## Start SUPPLIED ENTRIES
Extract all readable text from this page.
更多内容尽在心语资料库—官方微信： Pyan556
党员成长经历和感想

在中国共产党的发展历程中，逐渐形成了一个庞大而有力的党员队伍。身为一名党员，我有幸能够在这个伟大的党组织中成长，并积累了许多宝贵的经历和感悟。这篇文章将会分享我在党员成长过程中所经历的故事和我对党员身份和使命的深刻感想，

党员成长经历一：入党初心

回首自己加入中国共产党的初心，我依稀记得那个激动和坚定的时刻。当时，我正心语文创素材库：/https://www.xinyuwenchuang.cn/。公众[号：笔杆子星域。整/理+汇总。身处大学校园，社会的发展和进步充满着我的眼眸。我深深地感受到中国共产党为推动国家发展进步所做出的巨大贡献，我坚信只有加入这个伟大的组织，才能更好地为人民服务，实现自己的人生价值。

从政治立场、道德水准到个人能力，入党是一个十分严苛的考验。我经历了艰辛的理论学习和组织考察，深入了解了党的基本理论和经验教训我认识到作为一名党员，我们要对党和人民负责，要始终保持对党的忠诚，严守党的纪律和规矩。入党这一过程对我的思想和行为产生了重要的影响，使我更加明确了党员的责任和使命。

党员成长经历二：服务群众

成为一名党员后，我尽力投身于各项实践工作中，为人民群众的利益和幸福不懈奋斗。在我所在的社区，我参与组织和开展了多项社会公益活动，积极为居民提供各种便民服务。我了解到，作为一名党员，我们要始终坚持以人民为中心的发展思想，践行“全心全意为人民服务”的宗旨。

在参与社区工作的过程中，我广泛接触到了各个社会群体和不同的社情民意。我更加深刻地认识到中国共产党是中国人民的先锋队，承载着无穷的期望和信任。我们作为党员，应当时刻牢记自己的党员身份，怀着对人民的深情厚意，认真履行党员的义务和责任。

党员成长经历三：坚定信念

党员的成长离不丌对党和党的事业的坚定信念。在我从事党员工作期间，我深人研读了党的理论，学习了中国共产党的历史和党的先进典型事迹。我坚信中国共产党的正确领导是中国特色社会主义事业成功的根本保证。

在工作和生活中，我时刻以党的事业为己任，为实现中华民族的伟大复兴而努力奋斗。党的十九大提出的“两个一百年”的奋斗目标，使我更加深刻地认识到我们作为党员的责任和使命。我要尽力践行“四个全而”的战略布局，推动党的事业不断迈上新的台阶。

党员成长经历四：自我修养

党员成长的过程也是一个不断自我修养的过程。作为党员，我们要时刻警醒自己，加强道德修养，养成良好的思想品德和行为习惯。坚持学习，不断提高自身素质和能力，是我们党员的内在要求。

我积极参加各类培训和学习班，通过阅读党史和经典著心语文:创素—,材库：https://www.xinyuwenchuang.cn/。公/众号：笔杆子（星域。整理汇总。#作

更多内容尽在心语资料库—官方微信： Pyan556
## End SUPPLIED ENTRIES
DIRECTIONS: Where a line holds "xinyuwenchuang", copy it out.

TASK RESULT:
回首自己加入中国共产党的初心，我依稀记得那个激动和坚定的时刻。当时，我正心语文创素材库：/https://www.xinyuwenchuang.cn/。公众[号：笔杆子星域。整/理+汇总。身处大学校园，社会的发展和进步充满着我的眼眸。我深深地感受到中国共产党为推动国家发展进步所做出的巨大贡献，我坚信只有加入这个伟大的组织，才能更好地为人民服务，实现自己的人生价值。
我积极参加各类培训和学习班，通过阅读党史和经典著心语文:创素—,材库：https://www.xinyuwenchuang.cn/。公/众号：笔杆子（星域。整理汇总。#作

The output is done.